Chart and figure data
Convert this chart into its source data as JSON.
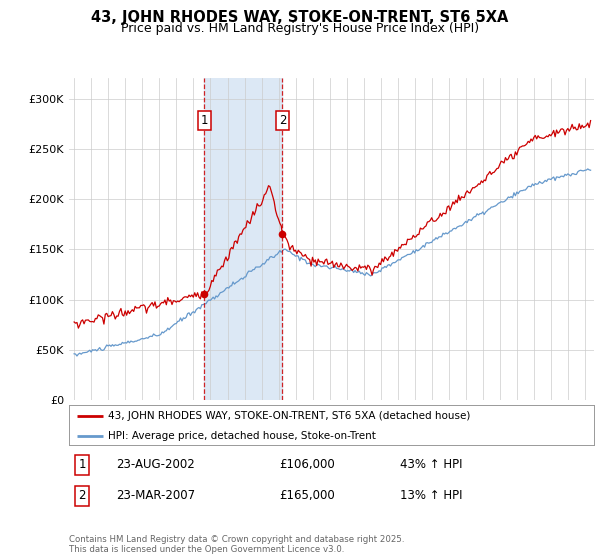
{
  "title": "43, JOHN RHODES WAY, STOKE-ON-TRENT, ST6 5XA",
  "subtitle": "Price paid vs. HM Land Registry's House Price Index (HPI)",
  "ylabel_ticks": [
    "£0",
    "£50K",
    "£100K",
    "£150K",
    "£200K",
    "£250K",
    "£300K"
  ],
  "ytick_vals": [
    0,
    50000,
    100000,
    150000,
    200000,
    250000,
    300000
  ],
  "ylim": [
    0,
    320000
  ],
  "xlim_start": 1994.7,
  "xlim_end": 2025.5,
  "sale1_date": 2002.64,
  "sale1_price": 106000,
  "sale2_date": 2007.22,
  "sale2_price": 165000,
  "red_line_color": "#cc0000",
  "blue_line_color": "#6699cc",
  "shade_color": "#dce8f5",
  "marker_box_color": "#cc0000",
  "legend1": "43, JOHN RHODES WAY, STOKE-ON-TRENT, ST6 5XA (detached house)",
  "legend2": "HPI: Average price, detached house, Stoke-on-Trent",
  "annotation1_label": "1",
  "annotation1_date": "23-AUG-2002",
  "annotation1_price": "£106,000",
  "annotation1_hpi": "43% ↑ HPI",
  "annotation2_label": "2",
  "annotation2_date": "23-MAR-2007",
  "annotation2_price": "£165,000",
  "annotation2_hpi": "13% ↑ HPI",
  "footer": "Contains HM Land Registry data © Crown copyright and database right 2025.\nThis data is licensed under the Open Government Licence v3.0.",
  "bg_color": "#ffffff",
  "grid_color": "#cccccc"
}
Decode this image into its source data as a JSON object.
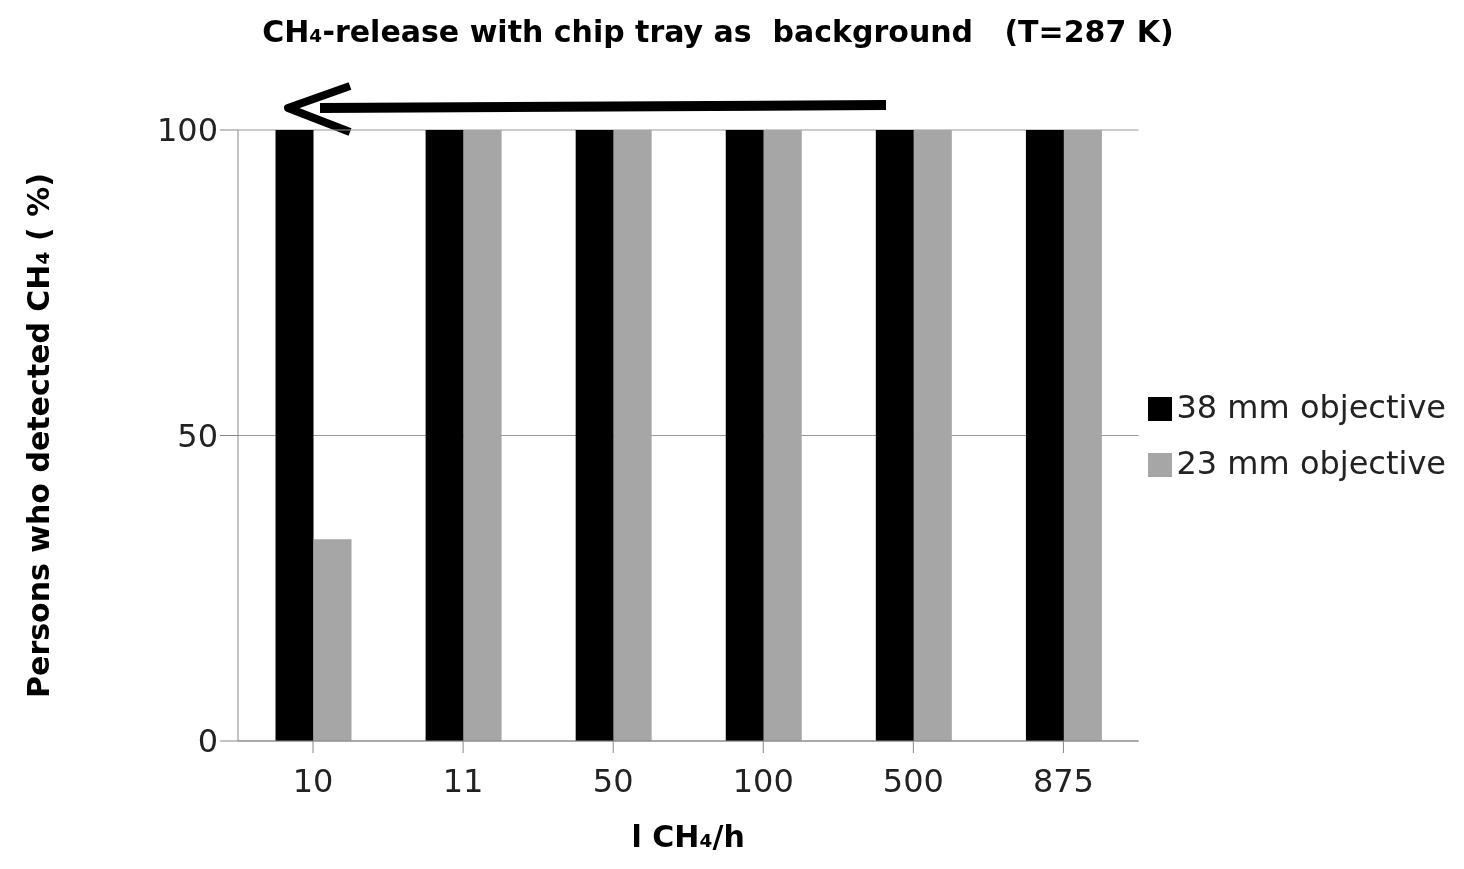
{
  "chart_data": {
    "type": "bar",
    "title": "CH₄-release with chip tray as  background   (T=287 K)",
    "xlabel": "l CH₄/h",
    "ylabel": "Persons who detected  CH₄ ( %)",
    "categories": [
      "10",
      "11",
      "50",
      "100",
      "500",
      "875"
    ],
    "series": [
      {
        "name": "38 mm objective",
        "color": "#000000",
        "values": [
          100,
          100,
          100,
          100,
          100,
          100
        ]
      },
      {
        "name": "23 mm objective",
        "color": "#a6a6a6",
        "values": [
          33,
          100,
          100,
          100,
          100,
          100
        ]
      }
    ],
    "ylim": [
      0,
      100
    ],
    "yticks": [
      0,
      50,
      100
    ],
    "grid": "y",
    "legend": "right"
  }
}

• _BRIEF_
Write the records out once more, exactly as they appear, with no pictures.

• _OUTPUT OF THE EXERCISE_
Convert this chart into its source data as JSON.
{
  "title": "43, JOHN RHODES WAY, STOKE-ON-TRENT, ST6 5XA",
  "subtitle": "Price paid vs. HM Land Registry's House Price Index (HPI)",
  "ylabel_ticks": [
    "£0",
    "£50K",
    "£100K",
    "£150K",
    "£200K",
    "£250K",
    "£300K"
  ],
  "ytick_vals": [
    0,
    50000,
    100000,
    150000,
    200000,
    250000,
    300000
  ],
  "ylim": [
    0,
    320000
  ],
  "xlim_start": 1994.7,
  "xlim_end": 2025.5,
  "sale1_date": 2002.64,
  "sale1_price": 106000,
  "sale2_date": 2007.22,
  "sale2_price": 165000,
  "red_line_color": "#cc0000",
  "blue_line_color": "#6699cc",
  "shade_color": "#dce8f5",
  "marker_box_color": "#cc0000",
  "legend1": "43, JOHN RHODES WAY, STOKE-ON-TRENT, ST6 5XA (detached house)",
  "legend2": "HPI: Average price, detached house, Stoke-on-Trent",
  "annotation1_label": "1",
  "annotation1_date": "23-AUG-2002",
  "annotation1_price": "£106,000",
  "annotation1_hpi": "43% ↑ HPI",
  "annotation2_label": "2",
  "annotation2_date": "23-MAR-2007",
  "annotation2_price": "£165,000",
  "annotation2_hpi": "13% ↑ HPI",
  "footer": "Contains HM Land Registry data © Crown copyright and database right 2025.\nThis data is licensed under the Open Government Licence v3.0.",
  "bg_color": "#ffffff",
  "grid_color": "#cccccc"
}
Decode this image into its source data as a JSON object.
{
  "chart_data": {
    "type": "bar",
    "title": "CH₄-release with chip tray as  background   (T=287 K)",
    "xlabel": "l CH₄/h",
    "ylabel": "Persons who detected  CH₄ ( %)",
    "categories": [
      "10",
      "11",
      "50",
      "100",
      "500",
      "875"
    ],
    "series": [
      {
        "name": "38 mm objective",
        "color": "#000000",
        "values": [
          100,
          100,
          100,
          100,
          100,
          100
        ]
      },
      {
        "name": "23 mm objective",
        "color": "#a6a6a6",
        "values": [
          33,
          100,
          100,
          100,
          100,
          100
        ]
      }
    ],
    "ylim": [
      0,
      100
    ],
    "yticks": [
      0,
      50,
      100
    ],
    "grid": "y",
    "legend": "right"
  }
}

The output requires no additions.